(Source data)
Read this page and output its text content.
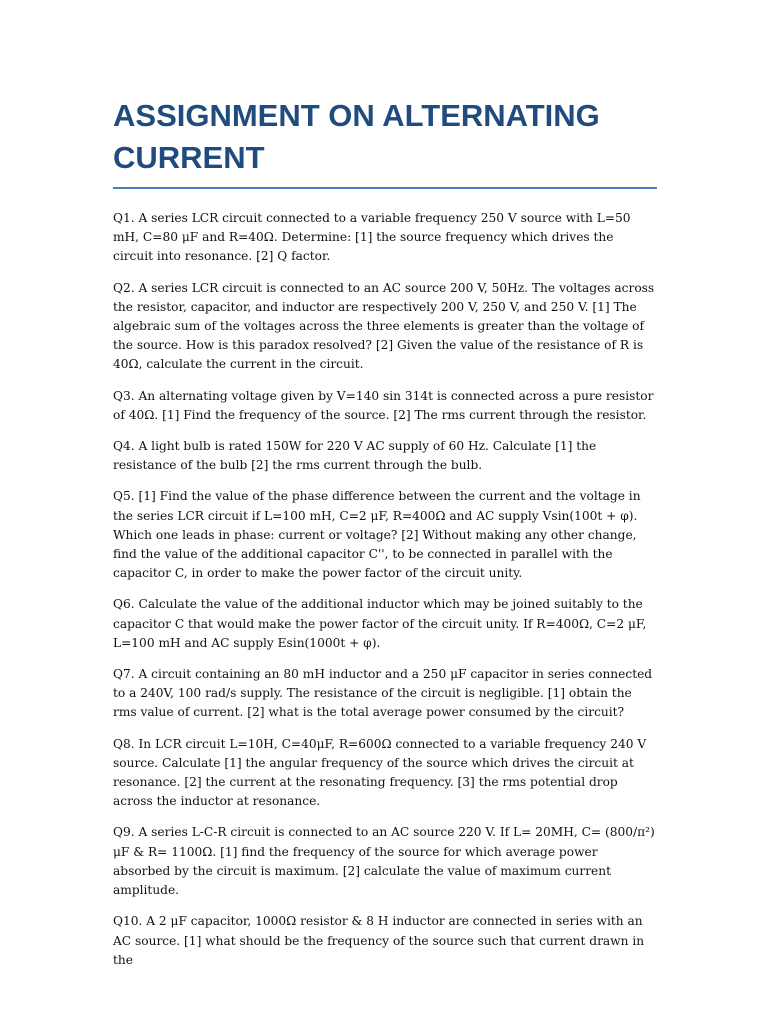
ASSIGNMENT ON ALTERNATING CURRENT

Q1. A series LCR circuit connected to a variable frequency 250 V source with L=50 mH, C=80 μF and R=40Ω. Determine: [1] the source frequency which drives the circuit into resonance. [2] Q factor.

Q2. A series LCR circuit is connected to an AC source 200 V, 50Hz. The voltages across the resistor, capacitor, and inductor are respectively 200 V, 250 V, and 250 V. [1] The algebraic sum of the voltages across the three elements is greater than the voltage of the source. How is this paradox resolved? [2] Given the value of the resistance of R is 40Ω, calculate the current in the circuit.

Q3. An alternating voltage given by V=140 sin 314t is connected across a pure resistor of 40Ω. [1] Find the frequency of the source. [2] The rms current through the resistor.

Q4. A light bulb is rated 150W for 220 V AC supply of 60 Hz. Calculate [1] the resistance of the bulb [2] the rms current through the bulb.

Q5. [1] Find the value of the phase difference between the current and the voltage in the series LCR circuit if L=100 mH, C=2 μF, R=400Ω and AC supply Vsin(100t + φ). Which one leads in phase: current or voltage? [2] Without making any other change, find the value of the additional capacitor C'', to be connected in parallel with the capacitor C, in order to make the power factor of the circuit unity.

Q6. Calculate the value of the additional inductor which may be joined suitably to the capacitor C that would make the power factor of the circuit unity. If R=400Ω, C=2 μF, L=100 mH and AC supply Esin(1000t + φ).

Q7. A circuit containing an 80 mH inductor and a 250 μF capacitor in series connected to a 240V, 100 rad/s supply. The resistance of the circuit is negligible. [1] obtain the rms value of current. [2] what is the total average power consumed by the circuit?

Q8. In LCR circuit L=10H, C=40μF, R=600Ω connected to a variable frequency 240 V source. Calculate [1] the angular frequency of the source which drives the circuit at resonance. [2] the current at the resonating frequency. [3] the rms potential drop across the inductor at resonance.

Q9. A series L-C-R circuit is connected to an AC source 220 V. If L= 20MH, C= (800/π²) μF & R= 1100Ω. [1] find the frequency of the source for which average power absorbed by the circuit is maximum. [2] calculate the value of maximum current amplitude.

Q10. A 2 μF capacitor, 1000Ω resistor & 8 H inductor are connected in series with an AC source. [1] what should be the frequency of the source such that current drawn in the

◆ **Description of the task**
Without the pictures, return the entries exactly as they appear.

◆ **Output**
Read this page and output its text content.
ASSIGNMENT ON ALTERNATING CURRENT

Q1. A series LCR circuit connected to a variable frequency 250 V source with L=50 mH, C=80 μF and R=40Ω. Determine: [1] the source frequency which drives the circuit into resonance. [2] Q factor.

Q2. A series LCR circuit is connected to an AC source 200 V, 50Hz. The voltages across the resistor, capacitor, and inductor are respectively 200 V, 250 V, and 250 V. [1] The algebraic sum of the voltages across the three elements is greater than the voltage of the source. How is this paradox resolved? [2] Given the value of the resistance of R is 40Ω, calculate the current in the circuit.

Q3. An alternating voltage given by V=140 sin 314t is connected across a pure resistor of 40Ω. [1] Find the frequency of the source. [2] The rms current through the resistor.

Q4. A light bulb is rated 150W for 220 V AC supply of 60 Hz. Calculate [1] the resistance of the bulb [2] the rms current through the bulb.

Q5. [1] Find the value of the phase difference between the current and the voltage in the series LCR circuit if L=100 mH, C=2 μF, R=400Ω and AC supply Vsin(100t + φ). Which one leads in phase: current or voltage? [2] Without making any other change, find the value of the additional capacitor C'', to be connected in parallel with the capacitor C, in order to make the power factor of the circuit unity.

Q6. Calculate the value of the additional inductor which may be joined suitably to the capacitor C that would make the power factor of the circuit unity. If R=400Ω, C=2 μF, L=100 mH and AC supply Esin(1000t + φ).

Q7. A circuit containing an 80 mH inductor and a 250 μF capacitor in series connected to a 240V, 100 rad/s supply. The resistance of the circuit is negligible. [1] obtain the rms value of current. [2] what is the total average power consumed by the circuit?

Q8. In LCR circuit L=10H, C=40μF, R=600Ω connected to a variable frequency 240 V source. Calculate [1] the angular frequency of the source which drives the circuit at resonance. [2] the current at the resonating frequency. [3] the rms potential drop across the inductor at resonance.

Q9. A series L-C-R circuit is connected to an AC source 220 V. If L= 20MH, C= (800/π²) μF & R= 1100Ω. [1] find the frequency of the source for which average power absorbed by the circuit is maximum. [2] calculate the value of maximum current amplitude.

Q10. A 2 μF capacitor, 1000Ω resistor & 8 H inductor are connected in series with an AC source. [1] what should be the frequency of the source such that current drawn in the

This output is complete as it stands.